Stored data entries
• • • •
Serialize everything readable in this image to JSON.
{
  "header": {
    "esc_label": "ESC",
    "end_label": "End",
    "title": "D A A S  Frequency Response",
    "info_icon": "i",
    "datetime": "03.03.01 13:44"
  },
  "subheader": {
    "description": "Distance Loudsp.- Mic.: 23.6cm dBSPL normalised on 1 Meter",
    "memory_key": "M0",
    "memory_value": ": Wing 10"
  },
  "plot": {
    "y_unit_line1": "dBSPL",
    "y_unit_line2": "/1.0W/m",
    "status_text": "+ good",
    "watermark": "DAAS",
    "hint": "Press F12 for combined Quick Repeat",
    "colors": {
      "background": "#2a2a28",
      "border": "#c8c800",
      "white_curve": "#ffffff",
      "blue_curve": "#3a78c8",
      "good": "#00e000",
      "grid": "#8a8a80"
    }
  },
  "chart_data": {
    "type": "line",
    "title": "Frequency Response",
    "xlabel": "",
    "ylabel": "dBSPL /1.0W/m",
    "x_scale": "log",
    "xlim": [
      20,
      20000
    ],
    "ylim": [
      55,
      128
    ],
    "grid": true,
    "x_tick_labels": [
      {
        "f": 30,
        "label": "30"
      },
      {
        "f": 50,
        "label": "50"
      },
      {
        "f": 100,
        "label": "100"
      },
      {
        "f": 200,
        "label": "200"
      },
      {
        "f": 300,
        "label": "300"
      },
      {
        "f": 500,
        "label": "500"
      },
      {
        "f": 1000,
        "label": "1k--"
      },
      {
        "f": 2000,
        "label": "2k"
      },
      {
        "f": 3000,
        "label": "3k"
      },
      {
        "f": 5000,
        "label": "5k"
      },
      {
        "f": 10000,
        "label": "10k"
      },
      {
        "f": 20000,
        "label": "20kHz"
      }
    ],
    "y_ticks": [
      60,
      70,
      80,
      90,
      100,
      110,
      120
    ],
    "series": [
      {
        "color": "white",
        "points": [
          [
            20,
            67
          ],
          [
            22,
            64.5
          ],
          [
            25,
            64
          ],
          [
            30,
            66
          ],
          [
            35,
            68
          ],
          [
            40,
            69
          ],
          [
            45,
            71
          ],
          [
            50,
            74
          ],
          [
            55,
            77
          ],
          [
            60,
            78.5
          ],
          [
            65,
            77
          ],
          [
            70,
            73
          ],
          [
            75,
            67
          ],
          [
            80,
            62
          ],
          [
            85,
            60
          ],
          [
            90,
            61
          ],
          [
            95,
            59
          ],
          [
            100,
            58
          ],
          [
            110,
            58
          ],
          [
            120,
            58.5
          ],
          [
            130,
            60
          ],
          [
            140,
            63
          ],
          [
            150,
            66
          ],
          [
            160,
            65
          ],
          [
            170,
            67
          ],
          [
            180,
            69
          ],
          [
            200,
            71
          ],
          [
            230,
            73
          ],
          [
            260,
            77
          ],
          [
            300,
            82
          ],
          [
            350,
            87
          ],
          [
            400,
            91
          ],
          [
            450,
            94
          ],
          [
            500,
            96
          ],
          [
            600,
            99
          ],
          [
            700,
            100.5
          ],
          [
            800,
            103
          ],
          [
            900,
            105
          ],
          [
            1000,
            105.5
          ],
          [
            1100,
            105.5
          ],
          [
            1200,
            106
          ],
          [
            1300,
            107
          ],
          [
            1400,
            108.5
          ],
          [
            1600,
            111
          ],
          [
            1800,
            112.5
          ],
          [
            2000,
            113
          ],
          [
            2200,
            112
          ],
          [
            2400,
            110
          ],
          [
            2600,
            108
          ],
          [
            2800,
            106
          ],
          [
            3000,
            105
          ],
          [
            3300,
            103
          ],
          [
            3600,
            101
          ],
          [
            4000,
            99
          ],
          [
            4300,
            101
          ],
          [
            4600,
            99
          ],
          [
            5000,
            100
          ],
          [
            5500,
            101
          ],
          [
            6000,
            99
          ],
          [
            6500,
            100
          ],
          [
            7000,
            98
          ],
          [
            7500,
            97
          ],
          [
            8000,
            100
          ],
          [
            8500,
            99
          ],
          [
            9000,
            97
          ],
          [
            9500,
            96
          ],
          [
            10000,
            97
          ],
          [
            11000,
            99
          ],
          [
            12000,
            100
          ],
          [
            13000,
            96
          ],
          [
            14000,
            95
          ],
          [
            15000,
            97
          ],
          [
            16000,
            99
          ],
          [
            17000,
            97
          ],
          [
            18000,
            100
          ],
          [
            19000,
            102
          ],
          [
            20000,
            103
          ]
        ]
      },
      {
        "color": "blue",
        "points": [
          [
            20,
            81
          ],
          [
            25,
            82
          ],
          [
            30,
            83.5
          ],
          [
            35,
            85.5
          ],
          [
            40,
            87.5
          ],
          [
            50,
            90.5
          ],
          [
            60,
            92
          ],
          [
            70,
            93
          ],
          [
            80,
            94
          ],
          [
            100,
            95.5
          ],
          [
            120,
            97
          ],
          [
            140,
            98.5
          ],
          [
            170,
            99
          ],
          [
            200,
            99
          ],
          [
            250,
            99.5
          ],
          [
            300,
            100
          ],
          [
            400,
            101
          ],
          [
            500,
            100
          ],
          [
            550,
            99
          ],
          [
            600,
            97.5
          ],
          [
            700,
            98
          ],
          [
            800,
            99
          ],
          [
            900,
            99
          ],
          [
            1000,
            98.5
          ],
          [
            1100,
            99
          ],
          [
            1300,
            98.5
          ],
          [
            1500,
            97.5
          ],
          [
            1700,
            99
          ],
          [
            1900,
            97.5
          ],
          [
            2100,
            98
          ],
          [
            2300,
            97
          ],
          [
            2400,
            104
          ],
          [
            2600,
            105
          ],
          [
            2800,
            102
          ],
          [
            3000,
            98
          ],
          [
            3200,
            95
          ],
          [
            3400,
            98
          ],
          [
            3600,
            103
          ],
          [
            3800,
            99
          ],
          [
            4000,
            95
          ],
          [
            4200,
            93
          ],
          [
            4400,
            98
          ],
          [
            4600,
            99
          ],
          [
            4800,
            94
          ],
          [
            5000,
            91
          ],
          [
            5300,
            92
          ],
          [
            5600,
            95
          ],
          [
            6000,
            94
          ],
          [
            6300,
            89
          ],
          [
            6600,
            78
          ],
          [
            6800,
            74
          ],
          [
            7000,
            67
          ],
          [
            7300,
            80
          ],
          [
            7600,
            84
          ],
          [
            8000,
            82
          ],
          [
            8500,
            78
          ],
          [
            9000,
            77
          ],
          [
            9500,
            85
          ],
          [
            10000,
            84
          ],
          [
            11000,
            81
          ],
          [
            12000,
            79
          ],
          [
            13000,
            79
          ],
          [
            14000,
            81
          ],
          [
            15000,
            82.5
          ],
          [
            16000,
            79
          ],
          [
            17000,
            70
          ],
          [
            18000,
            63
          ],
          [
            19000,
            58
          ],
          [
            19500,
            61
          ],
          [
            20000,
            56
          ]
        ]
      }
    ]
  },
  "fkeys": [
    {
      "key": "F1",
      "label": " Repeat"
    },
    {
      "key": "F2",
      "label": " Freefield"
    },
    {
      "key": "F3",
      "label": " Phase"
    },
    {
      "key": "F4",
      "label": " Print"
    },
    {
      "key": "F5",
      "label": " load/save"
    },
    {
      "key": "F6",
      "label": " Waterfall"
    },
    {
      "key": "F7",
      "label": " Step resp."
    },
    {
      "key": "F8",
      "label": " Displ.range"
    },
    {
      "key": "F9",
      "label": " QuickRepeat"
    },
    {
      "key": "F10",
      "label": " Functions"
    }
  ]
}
• • • •
WHAT YOU SHOULD DO - Copy every line of the records word for word.

SOLVED PROBLEM -
Serialize everything readable in this image to JSON.
{
  "header": {
    "esc_label": "ESC",
    "end_label": "End",
    "title": "D A A S  Frequency Response",
    "info_icon": "i",
    "datetime": "03.03.01 13:44"
  },
  "subheader": {
    "description": "Distance Loudsp.- Mic.: 23.6cm dBSPL normalised on 1 Meter",
    "memory_key": "M0",
    "memory_value": ": Wing 10"
  },
  "plot": {
    "y_unit_line1": "dBSPL",
    "y_unit_line2": "/1.0W/m",
    "status_text": "+ good",
    "watermark": "DAAS",
    "hint": "Press F12 for combined Quick Repeat",
    "colors": {
      "background": "#2a2a28",
      "border": "#c8c800",
      "white_curve": "#ffffff",
      "blue_curve": "#3a78c8",
      "good": "#00e000",
      "grid": "#8a8a80"
    }
  },
  "chart_data": {
    "type": "line",
    "title": "Frequency Response",
    "xlabel": "",
    "ylabel": "dBSPL /1.0W/m",
    "x_scale": "log",
    "xlim": [
      20,
      20000
    ],
    "ylim": [
      55,
      128
    ],
    "grid": true,
    "x_tick_labels": [
      {
        "f": 30,
        "label": "30"
      },
      {
        "f": 50,
        "label": "50"
      },
      {
        "f": 100,
        "label": "100"
      },
      {
        "f": 200,
        "label": "200"
      },
      {
        "f": 300,
        "label": "300"
      },
      {
        "f": 500,
        "label": "500"
      },
      {
        "f": 1000,
        "label": "1k--"
      },
      {
        "f": 2000,
        "label": "2k"
      },
      {
        "f": 3000,
        "label": "3k"
      },
      {
        "f": 5000,
        "label": "5k"
      },
      {
        "f": 10000,
        "label": "10k"
      },
      {
        "f": 20000,
        "label": "20kHz"
      }
    ],
    "y_ticks": [
      60,
      70,
      80,
      90,
      100,
      110,
      120
    ],
    "series": [
      {
        "color": "white",
        "points": [
          [
            20,
            67
          ],
          [
            22,
            64.5
          ],
          [
            25,
            64
          ],
          [
            30,
            66
          ],
          [
            35,
            68
          ],
          [
            40,
            69
          ],
          [
            45,
            71
          ],
          [
            50,
            74
          ],
          [
            55,
            77
          ],
          [
            60,
            78.5
          ],
          [
            65,
            77
          ],
          [
            70,
            73
          ],
          [
            75,
            67
          ],
          [
            80,
            62
          ],
          [
            85,
            60
          ],
          [
            90,
            61
          ],
          [
            95,
            59
          ],
          [
            100,
            58
          ],
          [
            110,
            58
          ],
          [
            120,
            58.5
          ],
          [
            130,
            60
          ],
          [
            140,
            63
          ],
          [
            150,
            66
          ],
          [
            160,
            65
          ],
          [
            170,
            67
          ],
          [
            180,
            69
          ],
          [
            200,
            71
          ],
          [
            230,
            73
          ],
          [
            260,
            77
          ],
          [
            300,
            82
          ],
          [
            350,
            87
          ],
          [
            400,
            91
          ],
          [
            450,
            94
          ],
          [
            500,
            96
          ],
          [
            600,
            99
          ],
          [
            700,
            100.5
          ],
          [
            800,
            103
          ],
          [
            900,
            105
          ],
          [
            1000,
            105.5
          ],
          [
            1100,
            105.5
          ],
          [
            1200,
            106
          ],
          [
            1300,
            107
          ],
          [
            1400,
            108.5
          ],
          [
            1600,
            111
          ],
          [
            1800,
            112.5
          ],
          [
            2000,
            113
          ],
          [
            2200,
            112
          ],
          [
            2400,
            110
          ],
          [
            2600,
            108
          ],
          [
            2800,
            106
          ],
          [
            3000,
            105
          ],
          [
            3300,
            103
          ],
          [
            3600,
            101
          ],
          [
            4000,
            99
          ],
          [
            4300,
            101
          ],
          [
            4600,
            99
          ],
          [
            5000,
            100
          ],
          [
            5500,
            101
          ],
          [
            6000,
            99
          ],
          [
            6500,
            100
          ],
          [
            7000,
            98
          ],
          [
            7500,
            97
          ],
          [
            8000,
            100
          ],
          [
            8500,
            99
          ],
          [
            9000,
            97
          ],
          [
            9500,
            96
          ],
          [
            10000,
            97
          ],
          [
            11000,
            99
          ],
          [
            12000,
            100
          ],
          [
            13000,
            96
          ],
          [
            14000,
            95
          ],
          [
            15000,
            97
          ],
          [
            16000,
            99
          ],
          [
            17000,
            97
          ],
          [
            18000,
            100
          ],
          [
            19000,
            102
          ],
          [
            20000,
            103
          ]
        ]
      },
      {
        "color": "blue",
        "points": [
          [
            20,
            81
          ],
          [
            25,
            82
          ],
          [
            30,
            83.5
          ],
          [
            35,
            85.5
          ],
          [
            40,
            87.5
          ],
          [
            50,
            90.5
          ],
          [
            60,
            92
          ],
          [
            70,
            93
          ],
          [
            80,
            94
          ],
          [
            100,
            95.5
          ],
          [
            120,
            97
          ],
          [
            140,
            98.5
          ],
          [
            170,
            99
          ],
          [
            200,
            99
          ],
          [
            250,
            99.5
          ],
          [
            300,
            100
          ],
          [
            400,
            101
          ],
          [
            500,
            100
          ],
          [
            550,
            99
          ],
          [
            600,
            97.5
          ],
          [
            700,
            98
          ],
          [
            800,
            99
          ],
          [
            900,
            99
          ],
          [
            1000,
            98.5
          ],
          [
            1100,
            99
          ],
          [
            1300,
            98.5
          ],
          [
            1500,
            97.5
          ],
          [
            1700,
            99
          ],
          [
            1900,
            97.5
          ],
          [
            2100,
            98
          ],
          [
            2300,
            97
          ],
          [
            2400,
            104
          ],
          [
            2600,
            105
          ],
          [
            2800,
            102
          ],
          [
            3000,
            98
          ],
          [
            3200,
            95
          ],
          [
            3400,
            98
          ],
          [
            3600,
            103
          ],
          [
            3800,
            99
          ],
          [
            4000,
            95
          ],
          [
            4200,
            93
          ],
          [
            4400,
            98
          ],
          [
            4600,
            99
          ],
          [
            4800,
            94
          ],
          [
            5000,
            91
          ],
          [
            5300,
            92
          ],
          [
            5600,
            95
          ],
          [
            6000,
            94
          ],
          [
            6300,
            89
          ],
          [
            6600,
            78
          ],
          [
            6800,
            74
          ],
          [
            7000,
            67
          ],
          [
            7300,
            80
          ],
          [
            7600,
            84
          ],
          [
            8000,
            82
          ],
          [
            8500,
            78
          ],
          [
            9000,
            77
          ],
          [
            9500,
            85
          ],
          [
            10000,
            84
          ],
          [
            11000,
            81
          ],
          [
            12000,
            79
          ],
          [
            13000,
            79
          ],
          [
            14000,
            81
          ],
          [
            15000,
            82.5
          ],
          [
            16000,
            79
          ],
          [
            17000,
            70
          ],
          [
            18000,
            63
          ],
          [
            19000,
            58
          ],
          [
            19500,
            61
          ],
          [
            20000,
            56
          ]
        ]
      }
    ]
  },
  "fkeys": [
    {
      "key": "F1",
      "label": " Repeat"
    },
    {
      "key": "F2",
      "label": " Freefield"
    },
    {
      "key": "F3",
      "label": " Phase"
    },
    {
      "key": "F4",
      "label": " Print"
    },
    {
      "key": "F5",
      "label": " load/save"
    },
    {
      "key": "F6",
      "label": " Waterfall"
    },
    {
      "key": "F7",
      "label": " Step resp."
    },
    {
      "key": "F8",
      "label": " Displ.range"
    },
    {
      "key": "F9",
      "label": " QuickRepeat"
    },
    {
      "key": "F10",
      "label": " Functions"
    }
  ]
}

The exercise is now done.